Find the word "Reaumer" in the material below and gather every line that contains it.

(Stored dataset items)
-- Start --
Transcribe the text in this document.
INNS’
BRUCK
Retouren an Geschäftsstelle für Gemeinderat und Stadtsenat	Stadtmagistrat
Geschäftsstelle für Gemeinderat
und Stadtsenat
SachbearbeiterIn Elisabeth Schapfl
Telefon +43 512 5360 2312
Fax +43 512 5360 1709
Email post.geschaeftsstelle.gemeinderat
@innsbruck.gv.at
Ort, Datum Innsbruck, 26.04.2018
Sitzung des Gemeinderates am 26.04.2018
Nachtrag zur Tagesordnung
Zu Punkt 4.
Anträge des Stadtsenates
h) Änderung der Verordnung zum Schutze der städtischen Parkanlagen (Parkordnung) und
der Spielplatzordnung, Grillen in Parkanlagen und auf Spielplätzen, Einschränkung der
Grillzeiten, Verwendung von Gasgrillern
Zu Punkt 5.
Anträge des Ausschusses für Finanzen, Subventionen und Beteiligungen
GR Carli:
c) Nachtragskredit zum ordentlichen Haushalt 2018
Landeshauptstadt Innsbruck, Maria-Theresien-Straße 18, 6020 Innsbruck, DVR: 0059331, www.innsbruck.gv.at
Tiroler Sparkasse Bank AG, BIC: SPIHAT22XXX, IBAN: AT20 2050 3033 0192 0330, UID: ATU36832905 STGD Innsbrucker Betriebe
-- End --
-- Start --
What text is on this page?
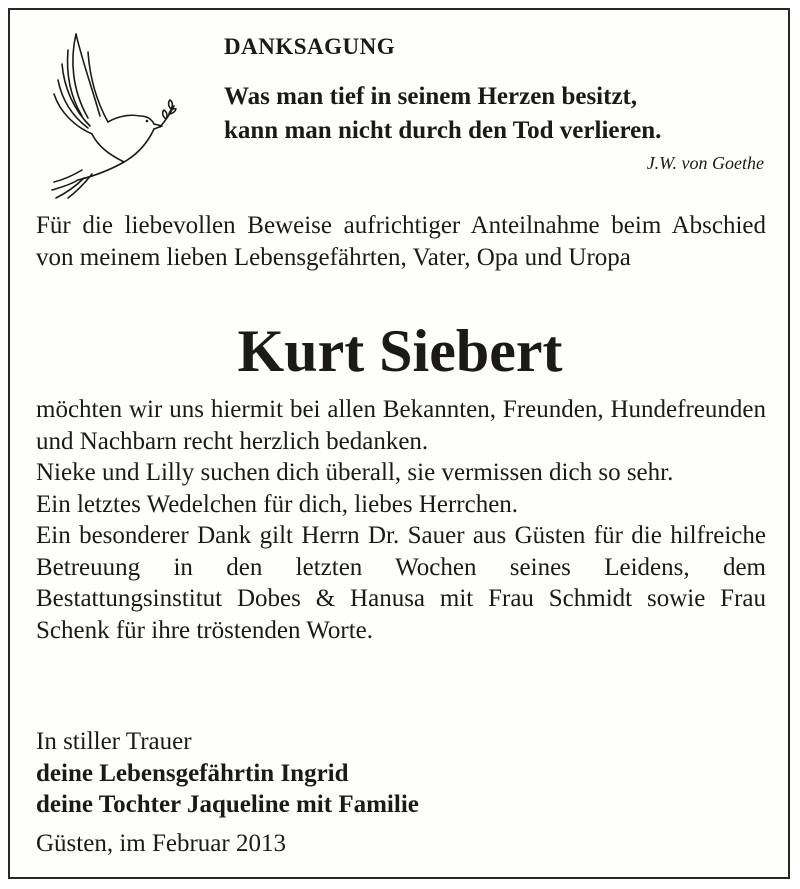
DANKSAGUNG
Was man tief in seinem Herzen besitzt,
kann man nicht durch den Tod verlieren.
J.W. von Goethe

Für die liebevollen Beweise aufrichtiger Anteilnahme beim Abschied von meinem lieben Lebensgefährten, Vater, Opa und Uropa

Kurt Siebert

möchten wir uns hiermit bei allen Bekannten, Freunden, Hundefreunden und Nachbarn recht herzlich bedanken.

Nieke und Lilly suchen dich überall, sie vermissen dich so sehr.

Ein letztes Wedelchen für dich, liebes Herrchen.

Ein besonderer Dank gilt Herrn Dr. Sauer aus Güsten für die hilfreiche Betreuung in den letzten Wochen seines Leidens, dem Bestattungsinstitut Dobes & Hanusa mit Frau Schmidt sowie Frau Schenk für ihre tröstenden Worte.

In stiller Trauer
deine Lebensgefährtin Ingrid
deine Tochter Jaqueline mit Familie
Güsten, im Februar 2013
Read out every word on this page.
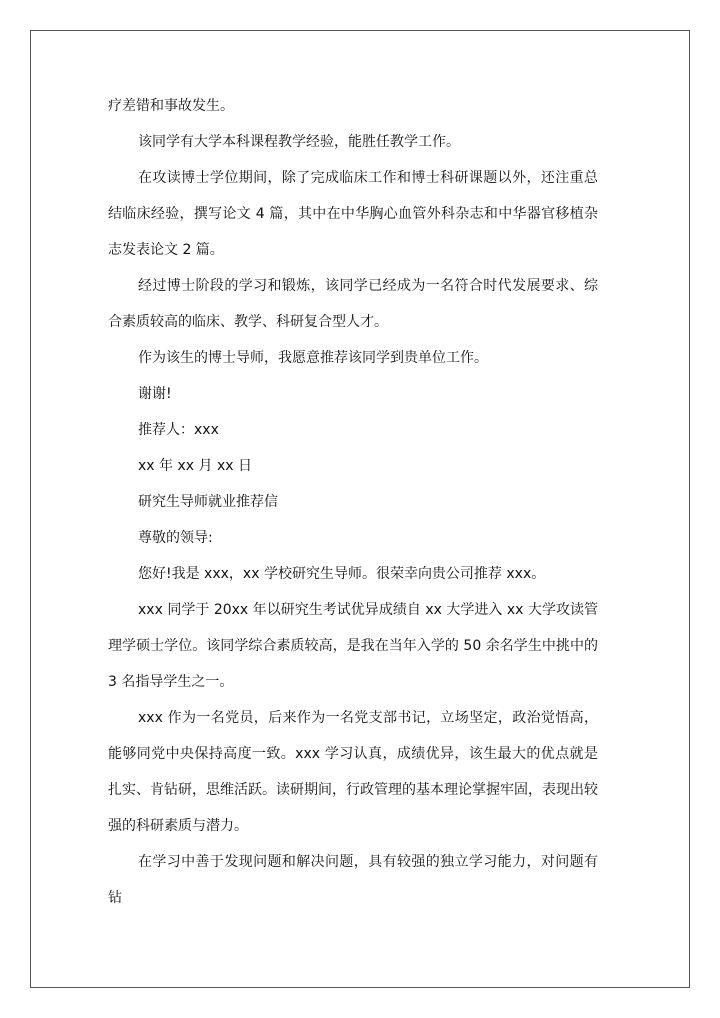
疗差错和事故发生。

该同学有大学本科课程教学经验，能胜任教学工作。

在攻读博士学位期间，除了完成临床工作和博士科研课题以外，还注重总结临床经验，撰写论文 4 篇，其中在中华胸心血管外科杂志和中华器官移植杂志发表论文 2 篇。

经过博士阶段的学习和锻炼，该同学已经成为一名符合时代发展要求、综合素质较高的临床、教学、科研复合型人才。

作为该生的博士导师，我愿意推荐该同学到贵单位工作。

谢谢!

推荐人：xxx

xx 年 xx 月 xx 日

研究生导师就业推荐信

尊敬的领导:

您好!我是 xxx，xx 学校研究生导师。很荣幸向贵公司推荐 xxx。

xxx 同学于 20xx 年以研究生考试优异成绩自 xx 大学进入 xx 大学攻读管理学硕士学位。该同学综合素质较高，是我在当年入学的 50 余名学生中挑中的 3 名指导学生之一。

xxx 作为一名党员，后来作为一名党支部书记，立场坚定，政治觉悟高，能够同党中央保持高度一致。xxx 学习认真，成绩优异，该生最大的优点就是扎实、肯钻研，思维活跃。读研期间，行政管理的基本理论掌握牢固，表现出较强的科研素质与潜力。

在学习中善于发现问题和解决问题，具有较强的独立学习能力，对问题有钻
-- End --
-- Start --
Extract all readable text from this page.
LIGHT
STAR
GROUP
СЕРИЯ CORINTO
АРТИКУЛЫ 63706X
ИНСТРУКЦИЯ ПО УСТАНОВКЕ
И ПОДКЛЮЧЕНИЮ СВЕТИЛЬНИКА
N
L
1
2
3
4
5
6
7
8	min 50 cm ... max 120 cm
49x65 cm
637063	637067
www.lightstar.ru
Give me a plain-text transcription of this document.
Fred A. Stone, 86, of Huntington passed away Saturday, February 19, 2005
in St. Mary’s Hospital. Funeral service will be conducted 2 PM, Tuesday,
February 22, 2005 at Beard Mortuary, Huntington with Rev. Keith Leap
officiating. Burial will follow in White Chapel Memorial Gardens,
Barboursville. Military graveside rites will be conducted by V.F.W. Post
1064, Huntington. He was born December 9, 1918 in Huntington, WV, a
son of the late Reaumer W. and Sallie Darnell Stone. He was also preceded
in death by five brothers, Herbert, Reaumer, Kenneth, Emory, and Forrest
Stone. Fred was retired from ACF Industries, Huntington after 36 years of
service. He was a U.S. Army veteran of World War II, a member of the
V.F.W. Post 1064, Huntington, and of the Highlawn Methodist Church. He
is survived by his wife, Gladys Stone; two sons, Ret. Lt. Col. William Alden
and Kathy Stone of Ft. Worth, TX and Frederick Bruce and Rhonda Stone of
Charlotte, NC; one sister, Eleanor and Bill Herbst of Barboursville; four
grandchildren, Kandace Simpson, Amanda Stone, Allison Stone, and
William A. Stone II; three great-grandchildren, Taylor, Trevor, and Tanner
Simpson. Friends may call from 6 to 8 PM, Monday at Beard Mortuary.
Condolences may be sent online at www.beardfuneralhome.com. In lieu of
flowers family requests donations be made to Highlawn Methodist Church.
-- End --
Full response =
son of the late Reaumer W. and Sallie Darnell Stone. He was also preceded
in death by five brothers, Herbert, Reaumer, Kenneth, Emory, and Forrest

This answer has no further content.